PROBLEM TO WORK ON:
Reproduce the following records exactly from the line containing "Read all visible content and emit it as JSON." onward, ending with the last line and including it.

☆ ☆ ☆

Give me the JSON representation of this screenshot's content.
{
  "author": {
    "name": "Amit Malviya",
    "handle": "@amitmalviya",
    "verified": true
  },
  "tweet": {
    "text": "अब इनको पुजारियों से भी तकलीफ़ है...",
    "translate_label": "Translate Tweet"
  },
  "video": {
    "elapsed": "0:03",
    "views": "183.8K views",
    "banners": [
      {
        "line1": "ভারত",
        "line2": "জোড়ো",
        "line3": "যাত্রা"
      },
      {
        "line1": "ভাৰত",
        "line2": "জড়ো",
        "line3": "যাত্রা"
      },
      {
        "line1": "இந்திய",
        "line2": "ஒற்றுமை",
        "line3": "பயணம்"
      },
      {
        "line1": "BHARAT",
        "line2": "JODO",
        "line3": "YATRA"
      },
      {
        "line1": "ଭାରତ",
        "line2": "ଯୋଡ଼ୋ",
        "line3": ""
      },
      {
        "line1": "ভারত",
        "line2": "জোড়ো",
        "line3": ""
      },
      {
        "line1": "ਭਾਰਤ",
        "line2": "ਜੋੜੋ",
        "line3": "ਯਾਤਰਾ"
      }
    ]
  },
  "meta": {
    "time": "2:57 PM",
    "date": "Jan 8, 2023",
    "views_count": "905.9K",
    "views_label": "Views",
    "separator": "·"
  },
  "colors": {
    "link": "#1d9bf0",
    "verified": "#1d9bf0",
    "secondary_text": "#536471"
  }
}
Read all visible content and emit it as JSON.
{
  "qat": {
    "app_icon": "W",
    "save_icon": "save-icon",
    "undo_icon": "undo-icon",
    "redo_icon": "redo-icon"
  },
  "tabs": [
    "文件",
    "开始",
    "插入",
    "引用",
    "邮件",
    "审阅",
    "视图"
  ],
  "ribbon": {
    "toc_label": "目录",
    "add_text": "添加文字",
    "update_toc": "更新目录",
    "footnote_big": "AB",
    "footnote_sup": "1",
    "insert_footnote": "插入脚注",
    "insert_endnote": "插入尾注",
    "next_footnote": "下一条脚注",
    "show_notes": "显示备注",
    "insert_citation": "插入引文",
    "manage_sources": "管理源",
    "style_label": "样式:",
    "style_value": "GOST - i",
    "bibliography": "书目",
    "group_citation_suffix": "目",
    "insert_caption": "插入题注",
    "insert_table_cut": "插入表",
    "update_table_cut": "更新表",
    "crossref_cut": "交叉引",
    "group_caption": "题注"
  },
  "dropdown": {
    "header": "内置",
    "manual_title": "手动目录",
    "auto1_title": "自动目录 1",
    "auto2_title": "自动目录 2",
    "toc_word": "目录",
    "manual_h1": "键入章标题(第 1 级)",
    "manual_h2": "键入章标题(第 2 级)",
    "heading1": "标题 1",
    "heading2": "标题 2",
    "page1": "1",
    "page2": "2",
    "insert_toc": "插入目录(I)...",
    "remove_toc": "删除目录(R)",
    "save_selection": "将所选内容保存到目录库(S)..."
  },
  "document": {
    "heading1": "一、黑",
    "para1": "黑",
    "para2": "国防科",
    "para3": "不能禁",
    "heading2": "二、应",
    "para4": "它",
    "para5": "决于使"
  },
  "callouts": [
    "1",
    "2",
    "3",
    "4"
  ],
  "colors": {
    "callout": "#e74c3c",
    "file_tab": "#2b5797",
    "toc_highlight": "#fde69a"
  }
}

☆ ☆ ☆

WRITTEN ANSWER:
Read all visible content and emit it as JSON.
{
  "qat": {
    "app_icon": "W",
    "save_icon": "save-icon",
    "undo_icon": "undo-icon",
    "redo_icon": "redo-icon"
  },
  "tabs": [
    "文件",
    "开始",
    "插入",
    "引用",
    "邮件",
    "审阅",
    "视图"
  ],
  "ribbon": {
    "toc_label": "目录",
    "add_text": "添加文字",
    "update_toc": "更新目录",
    "footnote_big": "AB",
    "footnote_sup": "1",
    "insert_footnote": "插入脚注",
    "insert_endnote": "插入尾注",
    "next_footnote": "下一条脚注",
    "show_notes": "显示备注",
    "insert_citation": "插入引文",
    "manage_sources": "管理源",
    "style_label": "样式:",
    "style_value": "GOST - i",
    "bibliography": "书目",
    "group_citation_suffix": "目",
    "insert_caption": "插入题注",
    "insert_table_cut": "插入表",
    "update_table_cut": "更新表",
    "crossref_cut": "交叉引",
    "group_caption": "题注"
  },
  "dropdown": {
    "header": "内置",
    "manual_title": "手动目录",
    "auto1_title": "自动目录 1",
    "auto2_title": "自动目录 2",
    "toc_word": "目录",
    "manual_h1": "键入章标题(第 1 级)",
    "manual_h2": "键入章标题(第 2 级)",
    "heading1": "标题 1",
    "heading2": "标题 2",
    "page1": "1",
    "page2": "2",
    "insert_toc": "插入目录(I)...",
    "remove_toc": "删除目录(R)",
    "save_selection": "将所选内容保存到目录库(S)..."
  },
  "document": {
    "heading1": "一、黑",
    "para1": "黑",
    "para2": "国防科",
    "para3": "不能禁",
    "heading2": "二、应",
    "para4": "它",
    "para5": "决于使"
  },
  "callouts": [
    "1",
    "2",
    "3",
    "4"
  ],
  "colors": {
    "callout": "#e74c3c",
    "file_tab": "#2b5797",
    "toc_highlight": "#fde69a"
  }
}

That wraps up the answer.